◆ DO THIS
Pick out the lines below that include the string "they".

◆ SUPPLIED DATA
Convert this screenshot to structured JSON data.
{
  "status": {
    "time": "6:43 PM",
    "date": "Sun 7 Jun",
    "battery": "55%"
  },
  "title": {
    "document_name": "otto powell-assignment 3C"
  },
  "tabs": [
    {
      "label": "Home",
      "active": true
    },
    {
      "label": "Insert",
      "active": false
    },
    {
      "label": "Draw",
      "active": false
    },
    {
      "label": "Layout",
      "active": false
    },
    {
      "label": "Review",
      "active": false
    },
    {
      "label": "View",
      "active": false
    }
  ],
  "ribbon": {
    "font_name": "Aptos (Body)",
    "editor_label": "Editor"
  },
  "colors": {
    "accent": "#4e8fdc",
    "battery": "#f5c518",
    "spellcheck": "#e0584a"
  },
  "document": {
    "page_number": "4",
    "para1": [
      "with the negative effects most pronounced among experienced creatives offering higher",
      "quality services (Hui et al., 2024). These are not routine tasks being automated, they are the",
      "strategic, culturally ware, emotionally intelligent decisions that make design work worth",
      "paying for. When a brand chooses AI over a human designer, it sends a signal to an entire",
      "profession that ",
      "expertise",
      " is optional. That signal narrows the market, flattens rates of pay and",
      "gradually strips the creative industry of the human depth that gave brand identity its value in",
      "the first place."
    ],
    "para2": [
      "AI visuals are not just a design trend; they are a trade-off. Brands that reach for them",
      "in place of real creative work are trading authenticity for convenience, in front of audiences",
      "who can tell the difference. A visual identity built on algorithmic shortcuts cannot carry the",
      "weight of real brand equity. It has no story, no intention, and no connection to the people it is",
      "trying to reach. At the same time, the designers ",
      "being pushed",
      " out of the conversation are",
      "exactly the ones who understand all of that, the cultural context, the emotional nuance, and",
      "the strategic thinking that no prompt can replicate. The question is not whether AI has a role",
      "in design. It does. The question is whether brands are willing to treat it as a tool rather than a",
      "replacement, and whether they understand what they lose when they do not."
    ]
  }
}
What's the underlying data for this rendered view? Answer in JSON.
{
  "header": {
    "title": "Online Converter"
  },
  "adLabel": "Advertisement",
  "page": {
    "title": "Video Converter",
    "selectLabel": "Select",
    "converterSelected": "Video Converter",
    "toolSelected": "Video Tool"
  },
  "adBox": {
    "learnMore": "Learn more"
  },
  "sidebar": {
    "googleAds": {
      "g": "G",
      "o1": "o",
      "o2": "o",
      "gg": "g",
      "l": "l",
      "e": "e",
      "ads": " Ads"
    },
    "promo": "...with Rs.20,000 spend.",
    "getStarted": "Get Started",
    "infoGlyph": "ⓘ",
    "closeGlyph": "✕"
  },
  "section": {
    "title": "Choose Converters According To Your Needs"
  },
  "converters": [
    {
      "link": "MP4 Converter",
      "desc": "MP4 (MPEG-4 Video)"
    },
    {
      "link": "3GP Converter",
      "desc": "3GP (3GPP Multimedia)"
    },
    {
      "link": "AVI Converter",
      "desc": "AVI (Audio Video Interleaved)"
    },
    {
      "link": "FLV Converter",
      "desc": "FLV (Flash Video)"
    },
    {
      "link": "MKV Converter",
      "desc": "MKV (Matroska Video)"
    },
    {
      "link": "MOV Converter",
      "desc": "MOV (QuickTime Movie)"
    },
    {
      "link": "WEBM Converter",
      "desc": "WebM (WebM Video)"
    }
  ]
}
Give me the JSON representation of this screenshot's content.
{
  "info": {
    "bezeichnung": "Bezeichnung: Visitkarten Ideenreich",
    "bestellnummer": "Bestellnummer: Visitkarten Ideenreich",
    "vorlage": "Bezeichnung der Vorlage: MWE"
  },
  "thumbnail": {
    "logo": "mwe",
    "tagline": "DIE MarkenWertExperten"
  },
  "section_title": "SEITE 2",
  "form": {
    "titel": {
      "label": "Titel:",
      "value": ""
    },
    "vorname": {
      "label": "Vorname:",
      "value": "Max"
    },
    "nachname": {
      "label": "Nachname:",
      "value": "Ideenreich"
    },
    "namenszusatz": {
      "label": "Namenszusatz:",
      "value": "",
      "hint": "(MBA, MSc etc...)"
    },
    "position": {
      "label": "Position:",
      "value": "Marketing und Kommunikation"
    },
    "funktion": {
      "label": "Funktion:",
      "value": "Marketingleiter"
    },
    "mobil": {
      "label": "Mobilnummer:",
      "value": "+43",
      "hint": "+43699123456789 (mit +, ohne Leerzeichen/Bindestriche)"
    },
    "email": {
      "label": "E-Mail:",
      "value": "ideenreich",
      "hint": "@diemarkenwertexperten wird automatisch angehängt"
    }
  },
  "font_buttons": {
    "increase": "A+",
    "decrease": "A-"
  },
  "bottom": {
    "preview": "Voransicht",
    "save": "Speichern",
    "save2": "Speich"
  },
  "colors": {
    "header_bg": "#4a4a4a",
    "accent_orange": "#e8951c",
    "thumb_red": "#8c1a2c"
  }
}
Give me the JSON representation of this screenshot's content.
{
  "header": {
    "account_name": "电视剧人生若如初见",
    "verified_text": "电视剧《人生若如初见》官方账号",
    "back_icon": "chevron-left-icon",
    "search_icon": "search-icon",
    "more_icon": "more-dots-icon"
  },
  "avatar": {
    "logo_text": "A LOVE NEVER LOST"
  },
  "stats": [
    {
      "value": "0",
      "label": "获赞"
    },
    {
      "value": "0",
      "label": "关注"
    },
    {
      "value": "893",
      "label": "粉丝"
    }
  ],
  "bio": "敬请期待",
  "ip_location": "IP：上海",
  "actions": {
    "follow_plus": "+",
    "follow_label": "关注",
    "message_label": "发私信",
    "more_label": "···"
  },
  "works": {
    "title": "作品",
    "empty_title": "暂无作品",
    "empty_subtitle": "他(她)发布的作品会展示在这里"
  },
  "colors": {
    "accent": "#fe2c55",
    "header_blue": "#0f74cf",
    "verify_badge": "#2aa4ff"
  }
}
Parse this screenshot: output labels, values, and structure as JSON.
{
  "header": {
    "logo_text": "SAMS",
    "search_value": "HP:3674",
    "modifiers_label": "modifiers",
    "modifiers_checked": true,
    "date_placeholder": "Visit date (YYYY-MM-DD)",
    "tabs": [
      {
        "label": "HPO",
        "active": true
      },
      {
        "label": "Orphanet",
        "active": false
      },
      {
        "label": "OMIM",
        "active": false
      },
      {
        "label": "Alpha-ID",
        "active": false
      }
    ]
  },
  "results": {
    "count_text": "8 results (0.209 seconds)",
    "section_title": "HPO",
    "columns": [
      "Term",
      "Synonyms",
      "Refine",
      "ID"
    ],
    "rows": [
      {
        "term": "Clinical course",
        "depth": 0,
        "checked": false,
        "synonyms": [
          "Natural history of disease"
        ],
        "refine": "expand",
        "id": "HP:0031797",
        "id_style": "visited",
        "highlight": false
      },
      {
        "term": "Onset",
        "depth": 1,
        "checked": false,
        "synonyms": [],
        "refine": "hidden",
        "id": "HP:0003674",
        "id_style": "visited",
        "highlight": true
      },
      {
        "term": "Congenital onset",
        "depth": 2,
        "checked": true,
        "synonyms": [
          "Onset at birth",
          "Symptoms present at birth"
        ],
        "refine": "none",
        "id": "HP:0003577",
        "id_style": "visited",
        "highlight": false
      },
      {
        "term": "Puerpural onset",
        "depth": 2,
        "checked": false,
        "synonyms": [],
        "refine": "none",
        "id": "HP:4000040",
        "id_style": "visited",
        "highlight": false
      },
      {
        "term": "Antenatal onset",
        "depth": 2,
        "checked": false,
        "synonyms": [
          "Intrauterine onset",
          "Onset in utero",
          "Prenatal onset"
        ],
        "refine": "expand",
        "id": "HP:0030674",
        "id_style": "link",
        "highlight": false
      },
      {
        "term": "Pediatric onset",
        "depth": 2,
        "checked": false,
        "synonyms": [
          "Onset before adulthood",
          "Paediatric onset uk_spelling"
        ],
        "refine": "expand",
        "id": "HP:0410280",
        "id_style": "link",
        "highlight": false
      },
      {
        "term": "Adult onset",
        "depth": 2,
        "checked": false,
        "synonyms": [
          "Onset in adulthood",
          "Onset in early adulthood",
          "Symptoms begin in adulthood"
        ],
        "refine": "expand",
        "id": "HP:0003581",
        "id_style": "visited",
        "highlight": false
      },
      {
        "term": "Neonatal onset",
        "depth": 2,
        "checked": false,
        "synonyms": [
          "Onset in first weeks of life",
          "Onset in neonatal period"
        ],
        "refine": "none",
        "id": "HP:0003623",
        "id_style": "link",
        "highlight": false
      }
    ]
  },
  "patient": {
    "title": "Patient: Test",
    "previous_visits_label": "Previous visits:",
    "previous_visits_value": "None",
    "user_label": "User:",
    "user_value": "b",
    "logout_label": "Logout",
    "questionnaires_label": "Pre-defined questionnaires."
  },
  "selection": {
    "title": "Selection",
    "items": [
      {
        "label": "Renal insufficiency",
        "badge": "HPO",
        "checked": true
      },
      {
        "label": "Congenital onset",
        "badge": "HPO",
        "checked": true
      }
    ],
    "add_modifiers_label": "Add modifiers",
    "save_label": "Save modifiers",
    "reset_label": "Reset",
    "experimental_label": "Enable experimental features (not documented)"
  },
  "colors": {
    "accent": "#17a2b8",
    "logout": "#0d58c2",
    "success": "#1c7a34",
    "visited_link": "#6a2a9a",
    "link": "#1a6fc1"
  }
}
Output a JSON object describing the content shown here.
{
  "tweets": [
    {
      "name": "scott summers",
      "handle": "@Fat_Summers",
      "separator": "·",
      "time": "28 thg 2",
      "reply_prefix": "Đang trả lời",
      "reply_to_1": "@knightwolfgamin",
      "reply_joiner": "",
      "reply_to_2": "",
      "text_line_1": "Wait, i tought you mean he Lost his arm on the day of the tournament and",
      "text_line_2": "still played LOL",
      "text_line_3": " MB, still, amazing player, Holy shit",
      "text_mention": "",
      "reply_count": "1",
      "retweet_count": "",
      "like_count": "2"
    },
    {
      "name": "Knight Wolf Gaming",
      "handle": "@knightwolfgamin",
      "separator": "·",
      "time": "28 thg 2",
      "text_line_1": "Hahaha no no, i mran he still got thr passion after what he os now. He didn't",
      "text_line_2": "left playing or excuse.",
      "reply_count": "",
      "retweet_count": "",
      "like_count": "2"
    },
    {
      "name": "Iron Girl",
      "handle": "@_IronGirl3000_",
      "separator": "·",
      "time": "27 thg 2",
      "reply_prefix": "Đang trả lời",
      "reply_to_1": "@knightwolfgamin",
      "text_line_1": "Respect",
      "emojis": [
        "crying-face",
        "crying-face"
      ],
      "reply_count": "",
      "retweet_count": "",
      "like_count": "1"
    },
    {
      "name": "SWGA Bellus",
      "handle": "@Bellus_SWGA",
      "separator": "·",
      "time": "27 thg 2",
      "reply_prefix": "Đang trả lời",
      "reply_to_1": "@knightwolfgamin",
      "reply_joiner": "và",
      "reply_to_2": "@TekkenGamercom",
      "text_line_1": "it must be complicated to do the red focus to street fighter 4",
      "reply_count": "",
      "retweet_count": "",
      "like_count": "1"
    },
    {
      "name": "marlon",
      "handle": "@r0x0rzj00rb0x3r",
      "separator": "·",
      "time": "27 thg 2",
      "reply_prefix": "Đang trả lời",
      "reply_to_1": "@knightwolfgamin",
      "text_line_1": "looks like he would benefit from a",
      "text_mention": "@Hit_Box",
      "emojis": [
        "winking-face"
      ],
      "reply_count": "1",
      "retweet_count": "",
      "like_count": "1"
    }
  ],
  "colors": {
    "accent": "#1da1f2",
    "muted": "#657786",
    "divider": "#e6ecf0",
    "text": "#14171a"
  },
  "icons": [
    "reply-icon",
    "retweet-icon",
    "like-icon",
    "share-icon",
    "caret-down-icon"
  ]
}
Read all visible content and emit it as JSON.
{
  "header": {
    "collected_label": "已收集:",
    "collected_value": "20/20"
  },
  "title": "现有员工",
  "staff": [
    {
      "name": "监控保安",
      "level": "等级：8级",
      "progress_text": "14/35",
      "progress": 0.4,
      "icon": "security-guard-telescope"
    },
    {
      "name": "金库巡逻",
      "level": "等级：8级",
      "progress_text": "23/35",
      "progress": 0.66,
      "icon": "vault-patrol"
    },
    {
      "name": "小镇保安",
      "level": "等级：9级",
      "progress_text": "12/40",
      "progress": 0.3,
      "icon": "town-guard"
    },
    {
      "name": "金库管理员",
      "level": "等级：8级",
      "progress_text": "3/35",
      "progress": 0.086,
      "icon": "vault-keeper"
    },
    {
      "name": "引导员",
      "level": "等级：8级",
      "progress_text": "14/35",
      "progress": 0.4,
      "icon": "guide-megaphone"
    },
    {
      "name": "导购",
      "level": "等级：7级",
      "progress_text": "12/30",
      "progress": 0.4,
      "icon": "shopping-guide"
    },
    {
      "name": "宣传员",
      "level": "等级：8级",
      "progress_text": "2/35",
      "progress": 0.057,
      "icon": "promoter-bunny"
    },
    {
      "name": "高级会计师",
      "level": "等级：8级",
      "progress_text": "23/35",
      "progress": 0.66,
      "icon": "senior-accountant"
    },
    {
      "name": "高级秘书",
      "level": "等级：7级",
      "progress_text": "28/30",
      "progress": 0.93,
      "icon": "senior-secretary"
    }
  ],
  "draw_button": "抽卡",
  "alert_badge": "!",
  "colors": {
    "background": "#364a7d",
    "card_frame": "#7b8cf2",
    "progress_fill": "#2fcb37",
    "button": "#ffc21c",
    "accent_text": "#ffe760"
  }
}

◆ TASK OUTPUT
      "quality services (Hui et al., 2024). These are not routine tasks being automated, they are the",
      "AI visuals are not just a design trend; they are a trade-off. Brands that reach for them",
      "replacement, and whether they understand what they lose when they do not."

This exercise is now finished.